— Begin DATA LINES —

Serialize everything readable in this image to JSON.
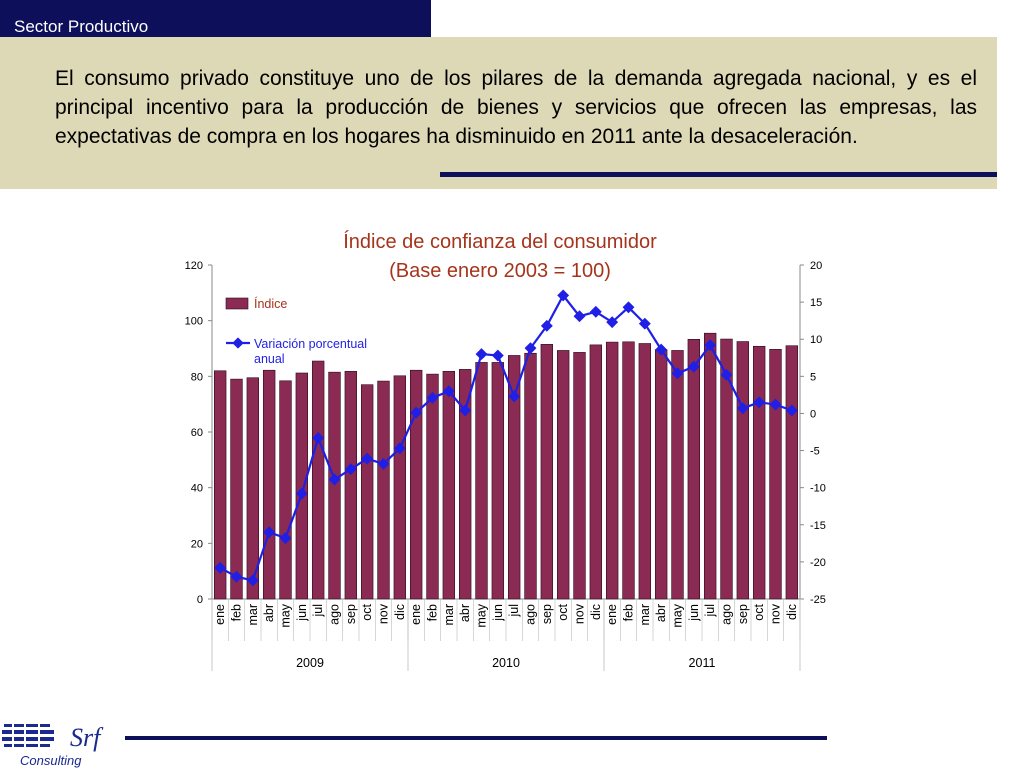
{
  "header": {
    "title": "Sector Productivo"
  },
  "intro": {
    "text": "El consumo privado constituye uno de los pilares de la demanda agregada nacional, y es el principal incentivo para la producción de bienes y servicios que ofrecen las empresas, las expectativas de compra en los hogares ha disminuido en 2011 ante la desaceleración."
  },
  "logo": {
    "brand": "Srf",
    "sub": "Consulting"
  },
  "colors": {
    "navy": "#0e0f5a",
    "bar": "#8b2a52",
    "line": "#1f1fe6",
    "title": "#a6341b",
    "box": "#ddd8b5"
  },
  "chart_data": {
    "type": "bar",
    "title": "Índice de confianza del consumidor",
    "subtitle": "(Base enero 2003 = 100)",
    "categories": [
      "ene",
      "feb",
      "mar",
      "abr",
      "may",
      "jun",
      "jul",
      "ago",
      "sep",
      "oct",
      "nov",
      "dic",
      "ene",
      "feb",
      "mar",
      "abr",
      "may",
      "jun",
      "jul",
      "ago",
      "sep",
      "oct",
      "nov",
      "dic",
      "ene",
      "feb",
      "mar",
      "abr",
      "may",
      "jun",
      "jul",
      "ago",
      "sep",
      "oct",
      "nov",
      "dic"
    ],
    "years": [
      {
        "label": "2009",
        "count": 12
      },
      {
        "label": "2010",
        "count": 12
      },
      {
        "label": "2011",
        "count": 12
      }
    ],
    "ylim_left": [
      0,
      120
    ],
    "yticks_left": [
      0,
      20,
      40,
      60,
      80,
      100,
      120
    ],
    "ylim_right": [
      -25,
      20
    ],
    "yticks_right": [
      -25,
      -20,
      -15,
      -10,
      -5,
      0,
      5,
      10,
      15,
      20
    ],
    "legend_position": "top-left",
    "series": [
      {
        "name": "Índice",
        "type": "bar",
        "axis": "left",
        "values": [
          82,
          79,
          79.5,
          82.2,
          78.4,
          81.2,
          85.5,
          81.5,
          81.8,
          77,
          78.3,
          80.2,
          82.2,
          80.8,
          81.8,
          82.5,
          85,
          85,
          87.5,
          88.3,
          91.5,
          89.3,
          88.6,
          91.3,
          92.3,
          92.4,
          91.8,
          89.6,
          89.3,
          93.3,
          95.5,
          93.4,
          92.5,
          90.8,
          89.7,
          91
        ]
      },
      {
        "name": "Variación porcentual anual",
        "type": "line",
        "axis": "right",
        "values": [
          -20.8,
          -22,
          -22.5,
          -16,
          -16.8,
          -10.8,
          -3.3,
          -8.9,
          -7.5,
          -6.1,
          -6.8,
          -4.7,
          0.1,
          2.1,
          3,
          0.4,
          8,
          7.8,
          2.3,
          8.8,
          11.8,
          15.9,
          13.1,
          13.7,
          12.3,
          14.3,
          12.1,
          8.6,
          5.4,
          6.3,
          9.2,
          5.2,
          0.7,
          1.5,
          1.2,
          0.4
        ]
      }
    ]
  }
}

— End DATA LINES —

__TASK REQUIREMENTS__: Make an exact copy of the data above, pictures excluded.

__EXERCISE SOLUTION__:
Serialize everything readable in this image to JSON.
{
  "header": {
    "title": "Sector Productivo"
  },
  "intro": {
    "text": "El consumo privado constituye uno de los pilares de la demanda agregada nacional, y es el principal incentivo para la producción de bienes y servicios que ofrecen las empresas, las expectativas de compra en los hogares ha disminuido en 2011 ante la desaceleración."
  },
  "logo": {
    "brand": "Srf",
    "sub": "Consulting"
  },
  "colors": {
    "navy": "#0e0f5a",
    "bar": "#8b2a52",
    "line": "#1f1fe6",
    "title": "#a6341b",
    "box": "#ddd8b5"
  },
  "chart_data": {
    "type": "bar",
    "title": "Índice de confianza del consumidor",
    "subtitle": "(Base enero 2003 = 100)",
    "categories": [
      "ene",
      "feb",
      "mar",
      "abr",
      "may",
      "jun",
      "jul",
      "ago",
      "sep",
      "oct",
      "nov",
      "dic",
      "ene",
      "feb",
      "mar",
      "abr",
      "may",
      "jun",
      "jul",
      "ago",
      "sep",
      "oct",
      "nov",
      "dic",
      "ene",
      "feb",
      "mar",
      "abr",
      "may",
      "jun",
      "jul",
      "ago",
      "sep",
      "oct",
      "nov",
      "dic"
    ],
    "years": [
      {
        "label": "2009",
        "count": 12
      },
      {
        "label": "2010",
        "count": 12
      },
      {
        "label": "2011",
        "count": 12
      }
    ],
    "ylim_left": [
      0,
      120
    ],
    "yticks_left": [
      0,
      20,
      40,
      60,
      80,
      100,
      120
    ],
    "ylim_right": [
      -25,
      20
    ],
    "yticks_right": [
      -25,
      -20,
      -15,
      -10,
      -5,
      0,
      5,
      10,
      15,
      20
    ],
    "legend_position": "top-left",
    "series": [
      {
        "name": "Índice",
        "type": "bar",
        "axis": "left",
        "values": [
          82,
          79,
          79.5,
          82.2,
          78.4,
          81.2,
          85.5,
          81.5,
          81.8,
          77,
          78.3,
          80.2,
          82.2,
          80.8,
          81.8,
          82.5,
          85,
          85,
          87.5,
          88.3,
          91.5,
          89.3,
          88.6,
          91.3,
          92.3,
          92.4,
          91.8,
          89.6,
          89.3,
          93.3,
          95.5,
          93.4,
          92.5,
          90.8,
          89.7,
          91
        ]
      },
      {
        "name": "Variación porcentual anual",
        "type": "line",
        "axis": "right",
        "values": [
          -20.8,
          -22,
          -22.5,
          -16,
          -16.8,
          -10.8,
          -3.3,
          -8.9,
          -7.5,
          -6.1,
          -6.8,
          -4.7,
          0.1,
          2.1,
          3,
          0.4,
          8,
          7.8,
          2.3,
          8.8,
          11.8,
          15.9,
          13.1,
          13.7,
          12.3,
          14.3,
          12.1,
          8.6,
          5.4,
          6.3,
          9.2,
          5.2,
          0.7,
          1.5,
          1.2,
          0.4
        ]
      }
    ]
  }
}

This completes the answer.